Request
Each entry has to be copied exactly, with nothing missed.

-*-*-

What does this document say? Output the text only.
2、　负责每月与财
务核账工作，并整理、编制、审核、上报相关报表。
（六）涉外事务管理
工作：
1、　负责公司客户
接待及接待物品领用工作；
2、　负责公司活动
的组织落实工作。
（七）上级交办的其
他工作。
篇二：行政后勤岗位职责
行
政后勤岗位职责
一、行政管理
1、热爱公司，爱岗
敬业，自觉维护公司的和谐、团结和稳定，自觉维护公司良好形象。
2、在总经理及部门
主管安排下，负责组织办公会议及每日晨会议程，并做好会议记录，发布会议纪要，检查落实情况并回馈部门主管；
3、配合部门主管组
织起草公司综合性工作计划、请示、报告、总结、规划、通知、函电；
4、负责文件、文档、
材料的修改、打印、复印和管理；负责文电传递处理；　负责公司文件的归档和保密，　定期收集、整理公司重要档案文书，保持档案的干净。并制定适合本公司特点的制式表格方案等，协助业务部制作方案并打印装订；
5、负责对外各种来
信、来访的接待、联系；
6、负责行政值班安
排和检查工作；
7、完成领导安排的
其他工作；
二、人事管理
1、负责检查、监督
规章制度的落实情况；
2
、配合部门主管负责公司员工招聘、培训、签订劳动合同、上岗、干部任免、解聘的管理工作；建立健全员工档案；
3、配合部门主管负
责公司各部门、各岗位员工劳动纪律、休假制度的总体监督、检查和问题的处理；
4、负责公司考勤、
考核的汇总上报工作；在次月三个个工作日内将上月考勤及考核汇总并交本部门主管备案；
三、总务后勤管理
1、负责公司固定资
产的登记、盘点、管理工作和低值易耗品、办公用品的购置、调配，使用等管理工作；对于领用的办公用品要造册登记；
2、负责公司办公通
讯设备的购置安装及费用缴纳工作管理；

-*-*-

Finished exercise
What does this document say? Output the text only.
2、　负责每月与财
务核账工作，并整理、编制、审核、上报相关报表。
（六）涉外事务管理
工作：
1、　负责公司客户
接待及接待物品领用工作；
2、　负责公司活动
的组织落实工作。
（七）上级交办的其
他工作。
篇二：行政后勤岗位职责
行
政后勤岗位职责
一、行政管理
1、热爱公司，爱岗
敬业，自觉维护公司的和谐、团结和稳定，自觉维护公司良好形象。
2、在总经理及部门
主管安排下，负责组织办公会议及每日晨会议程，并做好会议记录，发布会议纪要，检查落实情况并回馈部门主管；
3、配合部门主管组
织起草公司综合性工作计划、请示、报告、总结、规划、通知、函电；
4、负责文件、文档、
材料的修改、打印、复印和管理；负责文电传递处理；　负责公司文件的归档和保密，　定期收集、整理公司重要档案文书，保持档案的干净。并制定适合本公司特点的制式表格方案等，协助业务部制作方案并打印装订；
5、负责对外各种来
信、来访的接待、联系；
6、负责行政值班安
排和检查工作；
7、完成领导安排的
其他工作；
二、人事管理
1、负责检查、监督
规章制度的落实情况；
2
、配合部门主管负责公司员工招聘、培训、签订劳动合同、上岗、干部任免、解聘的管理工作；建立健全员工档案；
3、配合部门主管负
责公司各部门、各岗位员工劳动纪律、休假制度的总体监督、检查和问题的处理；
4、负责公司考勤、
考核的汇总上报工作；在次月三个个工作日内将上月考勤及考核汇总并交本部门主管备案；
三、总务后勤管理
1、负责公司固定资
产的登记、盘点、管理工作和低值易耗品、办公用品的购置、调配，使用等管理工作；对于领用的办公用品要造册登记；
2、负责公司办公通
讯设备的购置安装及费用缴纳工作管理；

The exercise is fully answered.